#### What is needed
Quote the whole listing word for word. Do not include the pictures.

#### Dataset content
···

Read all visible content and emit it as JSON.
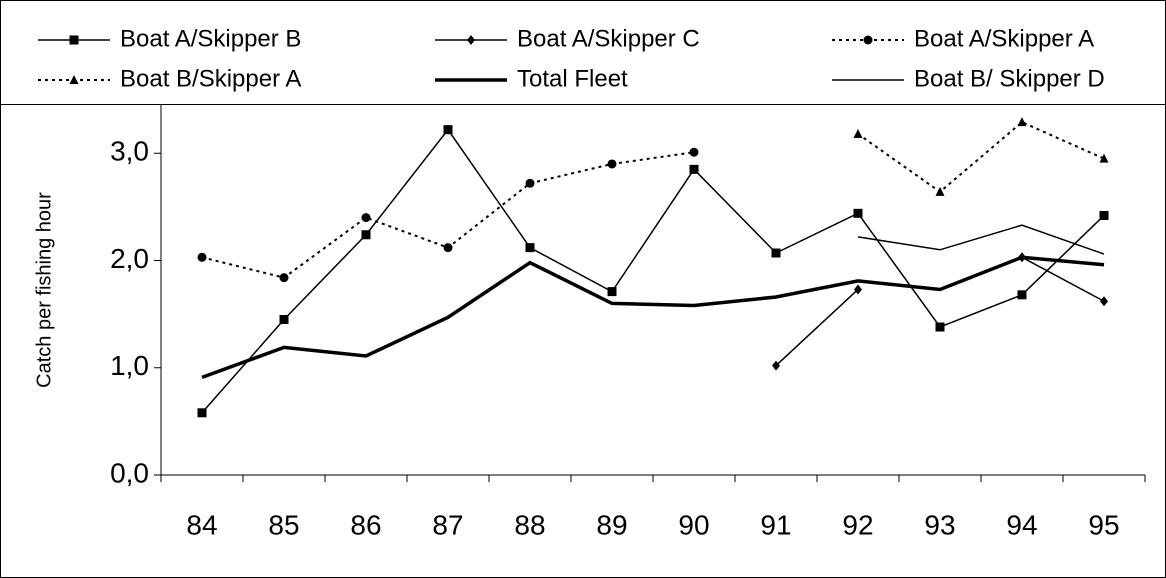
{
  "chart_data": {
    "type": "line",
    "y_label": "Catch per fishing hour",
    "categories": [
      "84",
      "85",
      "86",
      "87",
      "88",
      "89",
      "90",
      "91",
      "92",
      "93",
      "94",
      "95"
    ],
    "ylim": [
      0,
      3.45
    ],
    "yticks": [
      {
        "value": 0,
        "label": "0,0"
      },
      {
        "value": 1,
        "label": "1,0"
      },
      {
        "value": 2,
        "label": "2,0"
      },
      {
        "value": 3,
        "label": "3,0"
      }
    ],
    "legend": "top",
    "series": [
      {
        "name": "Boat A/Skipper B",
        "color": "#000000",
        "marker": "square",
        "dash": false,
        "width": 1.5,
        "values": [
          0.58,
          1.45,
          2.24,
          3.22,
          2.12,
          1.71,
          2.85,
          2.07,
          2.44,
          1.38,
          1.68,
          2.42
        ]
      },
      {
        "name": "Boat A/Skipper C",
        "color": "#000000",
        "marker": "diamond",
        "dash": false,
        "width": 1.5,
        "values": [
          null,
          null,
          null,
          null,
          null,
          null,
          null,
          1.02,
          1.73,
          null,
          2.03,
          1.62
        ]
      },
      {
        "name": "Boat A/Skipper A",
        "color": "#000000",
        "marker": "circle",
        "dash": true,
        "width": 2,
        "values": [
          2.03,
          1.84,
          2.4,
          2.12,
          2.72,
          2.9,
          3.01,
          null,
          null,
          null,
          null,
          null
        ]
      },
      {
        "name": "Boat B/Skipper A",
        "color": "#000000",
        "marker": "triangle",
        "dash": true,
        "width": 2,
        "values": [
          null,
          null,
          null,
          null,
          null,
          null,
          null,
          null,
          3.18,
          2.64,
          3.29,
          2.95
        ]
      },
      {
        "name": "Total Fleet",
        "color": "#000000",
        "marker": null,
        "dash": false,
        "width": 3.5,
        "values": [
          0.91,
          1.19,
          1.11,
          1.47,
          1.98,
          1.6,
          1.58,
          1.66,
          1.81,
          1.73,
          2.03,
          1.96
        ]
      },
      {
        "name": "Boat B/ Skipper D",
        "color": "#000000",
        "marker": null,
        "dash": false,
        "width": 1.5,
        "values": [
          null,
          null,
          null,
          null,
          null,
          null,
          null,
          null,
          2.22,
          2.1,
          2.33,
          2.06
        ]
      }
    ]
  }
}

···

#### Exercise response
Read all visible content and emit it as JSON.
{
  "chart_data": {
    "type": "line",
    "y_label": "Catch per fishing hour",
    "categories": [
      "84",
      "85",
      "86",
      "87",
      "88",
      "89",
      "90",
      "91",
      "92",
      "93",
      "94",
      "95"
    ],
    "ylim": [
      0,
      3.45
    ],
    "yticks": [
      {
        "value": 0,
        "label": "0,0"
      },
      {
        "value": 1,
        "label": "1,0"
      },
      {
        "value": 2,
        "label": "2,0"
      },
      {
        "value": 3,
        "label": "3,0"
      }
    ],
    "legend": "top",
    "series": [
      {
        "name": "Boat A/Skipper B",
        "color": "#000000",
        "marker": "square",
        "dash": false,
        "width": 1.5,
        "values": [
          0.58,
          1.45,
          2.24,
          3.22,
          2.12,
          1.71,
          2.85,
          2.07,
          2.44,
          1.38,
          1.68,
          2.42
        ]
      },
      {
        "name": "Boat A/Skipper C",
        "color": "#000000",
        "marker": "diamond",
        "dash": false,
        "width": 1.5,
        "values": [
          null,
          null,
          null,
          null,
          null,
          null,
          null,
          1.02,
          1.73,
          null,
          2.03,
          1.62
        ]
      },
      {
        "name": "Boat A/Skipper A",
        "color": "#000000",
        "marker": "circle",
        "dash": true,
        "width": 2,
        "values": [
          2.03,
          1.84,
          2.4,
          2.12,
          2.72,
          2.9,
          3.01,
          null,
          null,
          null,
          null,
          null
        ]
      },
      {
        "name": "Boat B/Skipper A",
        "color": "#000000",
        "marker": "triangle",
        "dash": true,
        "width": 2,
        "values": [
          null,
          null,
          null,
          null,
          null,
          null,
          null,
          null,
          3.18,
          2.64,
          3.29,
          2.95
        ]
      },
      {
        "name": "Total Fleet",
        "color": "#000000",
        "marker": null,
        "dash": false,
        "width": 3.5,
        "values": [
          0.91,
          1.19,
          1.11,
          1.47,
          1.98,
          1.6,
          1.58,
          1.66,
          1.81,
          1.73,
          2.03,
          1.96
        ]
      },
      {
        "name": "Boat B/ Skipper D",
        "color": "#000000",
        "marker": null,
        "dash": false,
        "width": 1.5,
        "values": [
          null,
          null,
          null,
          null,
          null,
          null,
          null,
          null,
          2.22,
          2.1,
          2.33,
          2.06
        ]
      }
    ]
  }
}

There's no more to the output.